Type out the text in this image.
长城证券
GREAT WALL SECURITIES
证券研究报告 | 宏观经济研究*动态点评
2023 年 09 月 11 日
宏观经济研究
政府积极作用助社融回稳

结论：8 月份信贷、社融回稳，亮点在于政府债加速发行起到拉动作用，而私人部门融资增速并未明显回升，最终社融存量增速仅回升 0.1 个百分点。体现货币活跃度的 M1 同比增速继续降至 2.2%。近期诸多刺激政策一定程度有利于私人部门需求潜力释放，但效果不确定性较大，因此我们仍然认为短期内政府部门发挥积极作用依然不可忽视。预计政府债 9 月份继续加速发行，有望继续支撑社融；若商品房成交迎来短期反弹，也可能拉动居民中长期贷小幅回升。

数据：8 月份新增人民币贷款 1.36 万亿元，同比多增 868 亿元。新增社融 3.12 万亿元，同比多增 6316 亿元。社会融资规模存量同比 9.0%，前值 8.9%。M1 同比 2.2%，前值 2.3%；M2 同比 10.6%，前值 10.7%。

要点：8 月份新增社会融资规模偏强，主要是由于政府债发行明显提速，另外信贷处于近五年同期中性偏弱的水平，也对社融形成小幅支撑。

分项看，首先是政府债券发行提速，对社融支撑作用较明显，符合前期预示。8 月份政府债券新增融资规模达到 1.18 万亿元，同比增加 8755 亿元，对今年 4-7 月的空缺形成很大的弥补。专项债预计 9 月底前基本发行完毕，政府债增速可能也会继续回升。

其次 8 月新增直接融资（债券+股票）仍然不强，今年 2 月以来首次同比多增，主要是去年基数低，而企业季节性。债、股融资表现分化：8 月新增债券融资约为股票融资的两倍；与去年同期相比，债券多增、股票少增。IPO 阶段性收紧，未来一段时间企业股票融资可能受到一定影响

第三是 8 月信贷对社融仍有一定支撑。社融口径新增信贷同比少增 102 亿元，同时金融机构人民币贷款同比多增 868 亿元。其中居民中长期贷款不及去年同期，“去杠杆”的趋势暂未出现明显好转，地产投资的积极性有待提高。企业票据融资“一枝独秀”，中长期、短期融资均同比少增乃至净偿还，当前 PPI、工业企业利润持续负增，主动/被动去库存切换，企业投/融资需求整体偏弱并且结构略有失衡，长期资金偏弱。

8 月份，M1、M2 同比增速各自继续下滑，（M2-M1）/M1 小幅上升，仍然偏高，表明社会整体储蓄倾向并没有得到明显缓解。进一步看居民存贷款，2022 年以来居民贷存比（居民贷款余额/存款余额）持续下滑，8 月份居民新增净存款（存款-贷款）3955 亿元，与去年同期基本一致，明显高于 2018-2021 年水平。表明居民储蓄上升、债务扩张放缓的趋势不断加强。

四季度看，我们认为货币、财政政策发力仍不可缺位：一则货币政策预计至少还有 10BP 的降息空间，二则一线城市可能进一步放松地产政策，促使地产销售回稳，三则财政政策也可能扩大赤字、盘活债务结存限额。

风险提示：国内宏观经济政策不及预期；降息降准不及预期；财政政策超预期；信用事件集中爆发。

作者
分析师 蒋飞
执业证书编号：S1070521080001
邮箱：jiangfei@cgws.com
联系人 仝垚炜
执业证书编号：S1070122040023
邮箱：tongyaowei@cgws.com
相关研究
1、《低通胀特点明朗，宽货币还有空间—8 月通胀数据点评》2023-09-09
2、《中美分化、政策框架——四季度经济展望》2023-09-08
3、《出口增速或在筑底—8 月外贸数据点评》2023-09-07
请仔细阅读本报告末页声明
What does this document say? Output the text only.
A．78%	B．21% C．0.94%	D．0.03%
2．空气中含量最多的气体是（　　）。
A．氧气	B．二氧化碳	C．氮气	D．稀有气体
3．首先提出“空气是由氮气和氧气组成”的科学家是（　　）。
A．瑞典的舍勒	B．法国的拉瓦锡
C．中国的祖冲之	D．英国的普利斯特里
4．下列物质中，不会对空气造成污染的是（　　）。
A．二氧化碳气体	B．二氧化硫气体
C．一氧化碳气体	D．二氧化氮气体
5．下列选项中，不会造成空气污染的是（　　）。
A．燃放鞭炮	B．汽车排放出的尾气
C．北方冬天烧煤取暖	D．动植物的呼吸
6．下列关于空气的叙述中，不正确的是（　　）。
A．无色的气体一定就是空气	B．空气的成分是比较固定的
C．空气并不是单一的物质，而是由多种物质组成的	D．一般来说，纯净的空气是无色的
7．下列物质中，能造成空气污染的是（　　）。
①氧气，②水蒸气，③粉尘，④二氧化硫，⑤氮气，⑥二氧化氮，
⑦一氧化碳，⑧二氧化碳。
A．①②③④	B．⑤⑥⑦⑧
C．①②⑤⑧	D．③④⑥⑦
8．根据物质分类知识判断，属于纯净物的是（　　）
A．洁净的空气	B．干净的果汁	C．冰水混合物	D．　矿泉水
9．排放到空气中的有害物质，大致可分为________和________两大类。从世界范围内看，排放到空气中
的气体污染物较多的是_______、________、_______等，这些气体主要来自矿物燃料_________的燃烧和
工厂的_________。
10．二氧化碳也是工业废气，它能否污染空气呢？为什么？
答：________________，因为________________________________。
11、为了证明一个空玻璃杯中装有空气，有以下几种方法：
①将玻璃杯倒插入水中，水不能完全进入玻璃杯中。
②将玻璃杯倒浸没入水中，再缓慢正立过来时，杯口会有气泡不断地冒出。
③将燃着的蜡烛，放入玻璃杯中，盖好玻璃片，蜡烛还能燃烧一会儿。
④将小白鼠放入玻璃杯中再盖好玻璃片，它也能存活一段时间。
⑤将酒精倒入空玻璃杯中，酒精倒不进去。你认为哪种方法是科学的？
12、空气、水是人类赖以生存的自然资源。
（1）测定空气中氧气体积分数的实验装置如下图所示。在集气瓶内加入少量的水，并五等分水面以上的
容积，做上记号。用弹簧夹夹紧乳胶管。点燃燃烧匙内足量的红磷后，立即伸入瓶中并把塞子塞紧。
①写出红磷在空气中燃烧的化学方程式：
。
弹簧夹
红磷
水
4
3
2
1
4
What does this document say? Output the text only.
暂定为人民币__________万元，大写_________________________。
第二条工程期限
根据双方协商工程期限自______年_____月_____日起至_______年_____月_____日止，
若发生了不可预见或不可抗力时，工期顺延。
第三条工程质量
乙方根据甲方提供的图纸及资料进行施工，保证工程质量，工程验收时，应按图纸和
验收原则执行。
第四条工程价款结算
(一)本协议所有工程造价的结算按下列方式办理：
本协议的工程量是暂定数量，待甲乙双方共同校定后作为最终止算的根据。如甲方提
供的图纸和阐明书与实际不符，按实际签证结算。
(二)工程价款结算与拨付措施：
########
GOAL:
Only lines with the string "下列物质中" belong in your answer; copy each one.

WRITTEN SOLUTION:
4．下列物质中，不会对空气造成污染的是（　　）。
7．下列物质中，能造成空气污染的是（　　）。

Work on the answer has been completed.